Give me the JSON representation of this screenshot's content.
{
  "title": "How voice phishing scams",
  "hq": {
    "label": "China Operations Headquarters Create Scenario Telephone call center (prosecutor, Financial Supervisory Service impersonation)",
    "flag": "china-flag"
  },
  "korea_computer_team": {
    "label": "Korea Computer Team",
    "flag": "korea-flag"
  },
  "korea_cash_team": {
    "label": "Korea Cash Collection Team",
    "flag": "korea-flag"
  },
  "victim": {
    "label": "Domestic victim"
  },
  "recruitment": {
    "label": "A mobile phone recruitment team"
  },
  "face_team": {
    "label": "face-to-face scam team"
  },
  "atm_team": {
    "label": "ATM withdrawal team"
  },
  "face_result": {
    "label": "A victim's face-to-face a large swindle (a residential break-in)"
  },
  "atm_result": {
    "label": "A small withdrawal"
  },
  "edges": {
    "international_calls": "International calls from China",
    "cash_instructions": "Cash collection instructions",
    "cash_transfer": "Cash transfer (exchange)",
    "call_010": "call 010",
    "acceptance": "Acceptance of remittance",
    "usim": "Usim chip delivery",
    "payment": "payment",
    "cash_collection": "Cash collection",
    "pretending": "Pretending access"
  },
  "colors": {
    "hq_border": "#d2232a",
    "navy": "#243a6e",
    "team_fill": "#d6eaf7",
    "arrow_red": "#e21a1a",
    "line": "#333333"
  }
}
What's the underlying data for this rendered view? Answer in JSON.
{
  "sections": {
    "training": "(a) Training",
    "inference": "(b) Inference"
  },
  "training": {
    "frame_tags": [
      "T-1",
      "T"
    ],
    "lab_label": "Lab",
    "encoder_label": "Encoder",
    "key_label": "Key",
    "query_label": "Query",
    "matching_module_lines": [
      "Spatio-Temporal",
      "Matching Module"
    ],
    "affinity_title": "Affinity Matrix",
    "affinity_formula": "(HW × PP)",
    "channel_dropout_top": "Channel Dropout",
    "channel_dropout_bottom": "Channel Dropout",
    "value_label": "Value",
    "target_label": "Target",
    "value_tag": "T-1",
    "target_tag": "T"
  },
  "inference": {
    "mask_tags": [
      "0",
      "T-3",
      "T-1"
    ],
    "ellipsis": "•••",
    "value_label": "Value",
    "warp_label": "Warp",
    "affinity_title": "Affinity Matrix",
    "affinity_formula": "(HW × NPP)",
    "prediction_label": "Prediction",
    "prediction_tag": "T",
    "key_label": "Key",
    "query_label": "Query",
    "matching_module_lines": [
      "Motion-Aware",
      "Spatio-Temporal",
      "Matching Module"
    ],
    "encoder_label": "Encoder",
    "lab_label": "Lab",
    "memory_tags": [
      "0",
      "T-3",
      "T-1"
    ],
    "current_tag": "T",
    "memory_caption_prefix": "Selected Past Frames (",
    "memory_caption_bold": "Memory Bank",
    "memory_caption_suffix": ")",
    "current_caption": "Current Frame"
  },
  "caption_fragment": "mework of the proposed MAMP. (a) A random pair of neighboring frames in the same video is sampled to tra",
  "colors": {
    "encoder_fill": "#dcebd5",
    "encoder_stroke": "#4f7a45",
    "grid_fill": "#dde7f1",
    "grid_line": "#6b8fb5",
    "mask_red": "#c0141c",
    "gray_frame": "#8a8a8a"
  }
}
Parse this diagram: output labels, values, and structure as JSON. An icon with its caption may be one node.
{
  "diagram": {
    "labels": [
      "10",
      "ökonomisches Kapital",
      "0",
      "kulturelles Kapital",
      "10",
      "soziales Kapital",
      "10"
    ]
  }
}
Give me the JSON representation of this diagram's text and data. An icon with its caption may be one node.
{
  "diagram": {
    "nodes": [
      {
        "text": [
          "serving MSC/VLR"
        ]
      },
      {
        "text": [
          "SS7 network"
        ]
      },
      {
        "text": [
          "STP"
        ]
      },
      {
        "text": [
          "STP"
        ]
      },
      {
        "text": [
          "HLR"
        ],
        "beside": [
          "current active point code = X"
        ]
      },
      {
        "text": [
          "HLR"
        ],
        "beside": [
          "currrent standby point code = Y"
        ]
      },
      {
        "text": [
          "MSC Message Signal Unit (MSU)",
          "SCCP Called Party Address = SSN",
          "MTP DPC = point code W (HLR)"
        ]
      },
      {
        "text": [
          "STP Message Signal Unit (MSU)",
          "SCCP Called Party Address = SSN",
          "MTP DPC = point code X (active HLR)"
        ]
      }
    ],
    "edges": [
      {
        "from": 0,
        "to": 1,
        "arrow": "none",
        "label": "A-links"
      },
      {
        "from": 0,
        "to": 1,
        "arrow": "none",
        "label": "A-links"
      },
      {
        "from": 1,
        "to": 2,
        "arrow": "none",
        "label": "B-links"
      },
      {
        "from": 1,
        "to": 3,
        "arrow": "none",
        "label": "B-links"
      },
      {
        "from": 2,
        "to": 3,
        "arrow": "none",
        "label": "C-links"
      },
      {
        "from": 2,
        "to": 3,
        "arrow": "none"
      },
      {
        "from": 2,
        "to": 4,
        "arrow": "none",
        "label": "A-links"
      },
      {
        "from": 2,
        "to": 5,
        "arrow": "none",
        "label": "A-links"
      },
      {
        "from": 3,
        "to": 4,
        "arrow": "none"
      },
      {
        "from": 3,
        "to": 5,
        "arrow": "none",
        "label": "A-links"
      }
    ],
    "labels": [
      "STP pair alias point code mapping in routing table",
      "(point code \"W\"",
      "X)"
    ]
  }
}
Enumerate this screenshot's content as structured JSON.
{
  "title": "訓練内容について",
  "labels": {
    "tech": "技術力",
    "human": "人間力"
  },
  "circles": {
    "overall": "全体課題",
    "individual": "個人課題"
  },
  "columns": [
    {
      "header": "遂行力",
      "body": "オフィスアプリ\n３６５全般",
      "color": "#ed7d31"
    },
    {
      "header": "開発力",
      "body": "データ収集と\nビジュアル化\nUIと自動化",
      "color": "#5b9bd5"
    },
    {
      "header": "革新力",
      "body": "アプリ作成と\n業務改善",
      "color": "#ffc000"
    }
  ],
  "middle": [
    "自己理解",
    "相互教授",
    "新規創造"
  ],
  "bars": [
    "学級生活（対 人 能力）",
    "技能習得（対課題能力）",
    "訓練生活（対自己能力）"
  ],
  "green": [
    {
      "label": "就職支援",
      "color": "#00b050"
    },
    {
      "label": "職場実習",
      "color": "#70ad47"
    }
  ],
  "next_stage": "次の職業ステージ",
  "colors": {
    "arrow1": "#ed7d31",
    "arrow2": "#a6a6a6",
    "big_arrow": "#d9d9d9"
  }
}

Instruction
Pick out the lines above containing the word "Kapital", then copy them.

Output below
      "ökonomisches Kapital",
      "kulturelles Kapital",
      "soziales Kapital",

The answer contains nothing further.